→ **What you will do**
Extract each line holding the word "国際司法裁判所に提訴し" from the entries.

## start Data provided

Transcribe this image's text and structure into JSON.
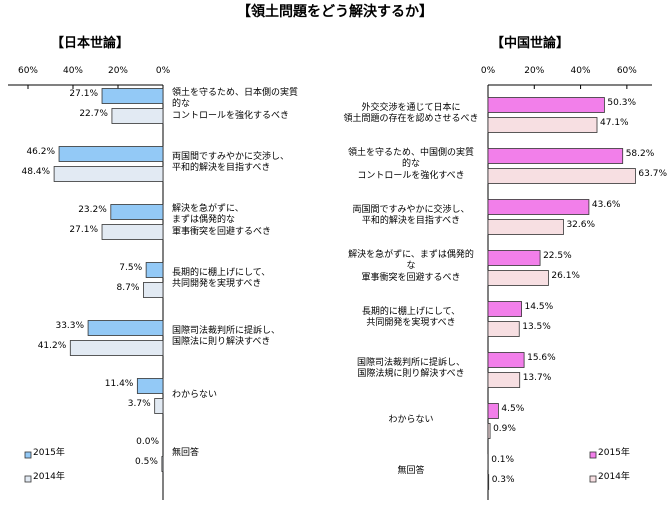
{
  "title": "【領土問題をどう解決するか】",
  "chart_data": [
    {
      "type": "bar",
      "orientation": "horizontal",
      "reversed": true,
      "title": "【日本世論】",
      "categories": [
        "領土を守るため、日本側の実質\n的な\nコントロールを強化するべき",
        "両国間ですみやかに交渉し、\n平和的解決を目指すべき",
        "解決を急がずに、\nまずは偶発的な\n軍事衝突を回避するべき",
        "長期的に棚上げにして、\n共同開発を実現すべき",
        "国際司法裁判所に提訴し、\n国際法に則り解決すべき",
        "わからない",
        "無回答"
      ],
      "series": [
        {
          "name": "2015年",
          "color": "#93c9f6",
          "values": [
            27.1,
            46.2,
            23.2,
            7.5,
            33.3,
            11.4,
            0.0
          ],
          "value_labels": [
            "27.1%",
            "46.2%",
            "23.2%",
            "7.5%",
            "33.3%",
            "11.4%",
            "0.0%"
          ]
        },
        {
          "name": "2014年",
          "color": "#e2eaf3",
          "values": [
            22.7,
            48.4,
            27.1,
            8.7,
            41.2,
            3.7,
            0.5
          ],
          "value_labels": [
            "22.7%",
            "48.4%",
            "27.1%",
            "8.7%",
            "41.2%",
            "3.7%",
            "0.5%"
          ]
        }
      ],
      "xlim": [
        0,
        60
      ],
      "xticks": [
        {
          "value": 60,
          "label": "60%"
        },
        {
          "value": 40,
          "label": "40%"
        },
        {
          "value": 20,
          "label": "20%"
        },
        {
          "value": 0,
          "label": "0%"
        }
      ],
      "legend": "lower left"
    },
    {
      "type": "bar",
      "orientation": "horizontal",
      "reversed": false,
      "title": "【中国世論】",
      "categories": [
        "外交交渉を通じて日本に\n領土問題の存在を認めさせるべき",
        "領土を守るため、中国側の実質\n的な\nコントロールを強化すべき",
        "両国間ですみやかに交渉し、\n平和的解決を目指すべき",
        "解決を急がずに、まずは偶発的\nな\n軍事衝突を回避するべき",
        "長期的に棚上げにして、\n共同開発を実現すべき",
        "国際司法裁判所に提訴し、\n国際法規に則り解決すべき",
        "わからない",
        "無回答"
      ],
      "series": [
        {
          "name": "2015年",
          "color": "#f27fea",
          "values": [
            50.3,
            58.2,
            43.6,
            22.5,
            14.5,
            15.6,
            4.5,
            0.1
          ],
          "value_labels": [
            "50.3%",
            "58.2%",
            "43.6%",
            "22.5%",
            "14.5%",
            "15.6%",
            "4.5%",
            "0.1%"
          ]
        },
        {
          "name": "2014年",
          "color": "#f7dfe2",
          "values": [
            47.1,
            63.7,
            32.6,
            26.1,
            13.5,
            13.7,
            0.9,
            0.3
          ],
          "value_labels": [
            "47.1%",
            "63.7%",
            "32.6%",
            "26.1%",
            "13.5%",
            "13.7%",
            "0.9%",
            "0.3%"
          ]
        }
      ],
      "xlim": [
        0,
        70
      ],
      "xticks": [
        {
          "value": 0,
          "label": "0%"
        },
        {
          "value": 20,
          "label": "20%"
        },
        {
          "value": 40,
          "label": "40%"
        },
        {
          "value": 60,
          "label": "60%"
        }
      ],
      "legend": "lower right"
    }
  ]
}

## end Data provided

→ **The completed task**
        "国際司法裁判所に提訴し、\n国際法に則り解決すべき",
        "国際司法裁判所に提訴し、\n国際法規に則り解決すべき",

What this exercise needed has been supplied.